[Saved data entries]
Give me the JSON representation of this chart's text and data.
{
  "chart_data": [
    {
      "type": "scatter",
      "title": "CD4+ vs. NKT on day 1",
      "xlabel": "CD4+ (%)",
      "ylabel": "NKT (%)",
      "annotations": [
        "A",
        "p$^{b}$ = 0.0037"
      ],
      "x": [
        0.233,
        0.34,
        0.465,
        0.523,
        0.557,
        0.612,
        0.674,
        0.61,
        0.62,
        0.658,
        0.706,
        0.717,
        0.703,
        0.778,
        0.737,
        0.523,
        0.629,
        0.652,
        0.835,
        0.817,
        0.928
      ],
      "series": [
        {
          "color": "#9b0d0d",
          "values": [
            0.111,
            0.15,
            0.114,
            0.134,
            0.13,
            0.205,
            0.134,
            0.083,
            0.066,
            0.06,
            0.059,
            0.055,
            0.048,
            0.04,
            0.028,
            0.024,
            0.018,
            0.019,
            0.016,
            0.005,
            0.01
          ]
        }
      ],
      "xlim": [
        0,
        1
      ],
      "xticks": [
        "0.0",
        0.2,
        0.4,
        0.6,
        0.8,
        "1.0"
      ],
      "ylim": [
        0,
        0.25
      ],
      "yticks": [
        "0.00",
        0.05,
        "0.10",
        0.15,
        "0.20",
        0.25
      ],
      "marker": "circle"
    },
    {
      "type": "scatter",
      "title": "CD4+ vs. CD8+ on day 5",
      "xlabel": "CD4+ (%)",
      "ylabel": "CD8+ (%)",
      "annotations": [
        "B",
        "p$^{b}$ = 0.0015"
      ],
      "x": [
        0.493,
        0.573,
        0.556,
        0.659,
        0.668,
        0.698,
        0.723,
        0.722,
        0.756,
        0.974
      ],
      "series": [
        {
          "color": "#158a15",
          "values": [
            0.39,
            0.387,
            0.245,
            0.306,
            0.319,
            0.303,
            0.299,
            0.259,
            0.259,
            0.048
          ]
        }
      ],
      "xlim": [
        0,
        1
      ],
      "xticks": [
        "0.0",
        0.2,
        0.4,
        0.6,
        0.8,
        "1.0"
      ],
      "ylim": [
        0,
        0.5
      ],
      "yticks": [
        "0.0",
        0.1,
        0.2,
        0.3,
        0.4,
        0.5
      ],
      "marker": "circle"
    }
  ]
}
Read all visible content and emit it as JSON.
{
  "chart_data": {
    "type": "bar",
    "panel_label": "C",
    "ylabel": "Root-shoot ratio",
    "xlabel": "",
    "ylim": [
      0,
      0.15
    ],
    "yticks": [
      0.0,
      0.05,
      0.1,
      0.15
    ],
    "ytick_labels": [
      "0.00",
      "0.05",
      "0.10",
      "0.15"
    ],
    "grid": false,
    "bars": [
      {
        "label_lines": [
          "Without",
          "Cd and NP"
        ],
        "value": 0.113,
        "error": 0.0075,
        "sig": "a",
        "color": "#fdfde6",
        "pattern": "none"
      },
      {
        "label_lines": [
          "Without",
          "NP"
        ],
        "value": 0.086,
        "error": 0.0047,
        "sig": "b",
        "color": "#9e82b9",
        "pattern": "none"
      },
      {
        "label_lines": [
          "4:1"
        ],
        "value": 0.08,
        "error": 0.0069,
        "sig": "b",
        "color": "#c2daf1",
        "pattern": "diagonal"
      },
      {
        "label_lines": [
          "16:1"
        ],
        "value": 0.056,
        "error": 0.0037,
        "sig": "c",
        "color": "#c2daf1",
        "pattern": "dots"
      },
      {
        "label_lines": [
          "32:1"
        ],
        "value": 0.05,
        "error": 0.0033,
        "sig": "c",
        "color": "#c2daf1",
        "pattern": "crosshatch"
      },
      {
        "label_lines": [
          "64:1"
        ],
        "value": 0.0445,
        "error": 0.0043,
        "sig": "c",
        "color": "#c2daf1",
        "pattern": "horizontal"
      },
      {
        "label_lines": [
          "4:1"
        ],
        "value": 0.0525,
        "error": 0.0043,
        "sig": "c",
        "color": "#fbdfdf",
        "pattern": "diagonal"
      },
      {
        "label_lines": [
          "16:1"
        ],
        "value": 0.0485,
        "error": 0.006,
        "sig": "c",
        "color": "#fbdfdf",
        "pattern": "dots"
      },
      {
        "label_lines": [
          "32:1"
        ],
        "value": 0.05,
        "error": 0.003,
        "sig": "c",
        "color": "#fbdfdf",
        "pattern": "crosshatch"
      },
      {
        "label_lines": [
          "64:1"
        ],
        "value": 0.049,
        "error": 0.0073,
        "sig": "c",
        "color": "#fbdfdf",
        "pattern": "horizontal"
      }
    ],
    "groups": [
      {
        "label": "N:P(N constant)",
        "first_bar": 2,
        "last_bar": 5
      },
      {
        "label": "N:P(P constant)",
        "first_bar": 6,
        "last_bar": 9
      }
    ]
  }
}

▶ _Directive_:
Repeat each entry word for word.

▶ _The result_:
Give me the JSON representation of this chart's text and data.
{
  "chart_data": [
    {
      "type": "scatter",
      "title": "CD4+ vs. NKT on day 1",
      "xlabel": "CD4+ (%)",
      "ylabel": "NKT (%)",
      "annotations": [
        "A",
        "p$^{b}$ = 0.0037"
      ],
      "x": [
        0.233,
        0.34,
        0.465,
        0.523,
        0.557,
        0.612,
        0.674,
        0.61,
        0.62,
        0.658,
        0.706,
        0.717,
        0.703,
        0.778,
        0.737,
        0.523,
        0.629,
        0.652,
        0.835,
        0.817,
        0.928
      ],
      "series": [
        {
          "color": "#9b0d0d",
          "values": [
            0.111,
            0.15,
            0.114,
            0.134,
            0.13,
            0.205,
            0.134,
            0.083,
            0.066,
            0.06,
            0.059,
            0.055,
            0.048,
            0.04,
            0.028,
            0.024,
            0.018,
            0.019,
            0.016,
            0.005,
            0.01
          ]
        }
      ],
      "xlim": [
        0,
        1
      ],
      "xticks": [
        "0.0",
        0.2,
        0.4,
        0.6,
        0.8,
        "1.0"
      ],
      "ylim": [
        0,
        0.25
      ],
      "yticks": [
        "0.00",
        0.05,
        "0.10",
        0.15,
        "0.20",
        0.25
      ],
      "marker": "circle"
    },
    {
      "type": "scatter",
      "title": "CD4+ vs. CD8+ on day 5",
      "xlabel": "CD4+ (%)",
      "ylabel": "CD8+ (%)",
      "annotations": [
        "B",
        "p$^{b}$ = 0.0015"
      ],
      "x": [
        0.493,
        0.573,
        0.556,
        0.659,
        0.668,
        0.698,
        0.723,
        0.722,
        0.756,
        0.974
      ],
      "series": [
        {
          "color": "#158a15",
          "values": [
            0.39,
            0.387,
            0.245,
            0.306,
            0.319,
            0.303,
            0.299,
            0.259,
            0.259,
            0.048
          ]
        }
      ],
      "xlim": [
        0,
        1
      ],
      "xticks": [
        "0.0",
        0.2,
        0.4,
        0.6,
        0.8,
        "1.0"
      ],
      "ylim": [
        0,
        0.5
      ],
      "yticks": [
        "0.0",
        0.1,
        0.2,
        0.3,
        0.4,
        0.5
      ],
      "marker": "circle"
    }
  ]
}
Read all visible content and emit it as JSON.
{
  "chart_data": {
    "type": "bar",
    "panel_label": "C",
    "ylabel": "Root-shoot ratio",
    "xlabel": "",
    "ylim": [
      0,
      0.15
    ],
    "yticks": [
      0.0,
      0.05,
      0.1,
      0.15
    ],
    "ytick_labels": [
      "0.00",
      "0.05",
      "0.10",
      "0.15"
    ],
    "grid": false,
    "bars": [
      {
        "label_lines": [
          "Without",
          "Cd and NP"
        ],
        "value": 0.113,
        "error": 0.0075,
        "sig": "a",
        "color": "#fdfde6",
        "pattern": "none"
      },
      {
        "label_lines": [
          "Without",
          "NP"
        ],
        "value": 0.086,
        "error": 0.0047,
        "sig": "b",
        "color": "#9e82b9",
        "pattern": "none"
      },
      {
        "label_lines": [
          "4:1"
        ],
        "value": 0.08,
        "error": 0.0069,
        "sig": "b",
        "color": "#c2daf1",
        "pattern": "diagonal"
      },
      {
        "label_lines": [
          "16:1"
        ],
        "value": 0.056,
        "error": 0.0037,
        "sig": "c",
        "color": "#c2daf1",
        "pattern": "dots"
      },
      {
        "label_lines": [
          "32:1"
        ],
        "value": 0.05,
        "error": 0.0033,
        "sig": "c",
        "color": "#c2daf1",
        "pattern": "crosshatch"
      },
      {
        "label_lines": [
          "64:1"
        ],
        "value": 0.0445,
        "error": 0.0043,
        "sig": "c",
        "color": "#c2daf1",
        "pattern": "horizontal"
      },
      {
        "label_lines": [
          "4:1"
        ],
        "value": 0.0525,
        "error": 0.0043,
        "sig": "c",
        "color": "#fbdfdf",
        "pattern": "diagonal"
      },
      {
        "label_lines": [
          "16:1"
        ],
        "value": 0.0485,
        "error": 0.006,
        "sig": "c",
        "color": "#fbdfdf",
        "pattern": "dots"
      },
      {
        "label_lines": [
          "32:1"
        ],
        "value": 0.05,
        "error": 0.003,
        "sig": "c",
        "color": "#fbdfdf",
        "pattern": "crosshatch"
      },
      {
        "label_lines": [
          "64:1"
        ],
        "value": 0.049,
        "error": 0.0073,
        "sig": "c",
        "color": "#fbdfdf",
        "pattern": "horizontal"
      }
    ],
    "groups": [
      {
        "label": "N:P(N constant)",
        "first_bar": 2,
        "last_bar": 5
      },
      {
        "label": "N:P(P constant)",
        "first_bar": 6,
        "last_bar": 9
      }
    ]
  }
}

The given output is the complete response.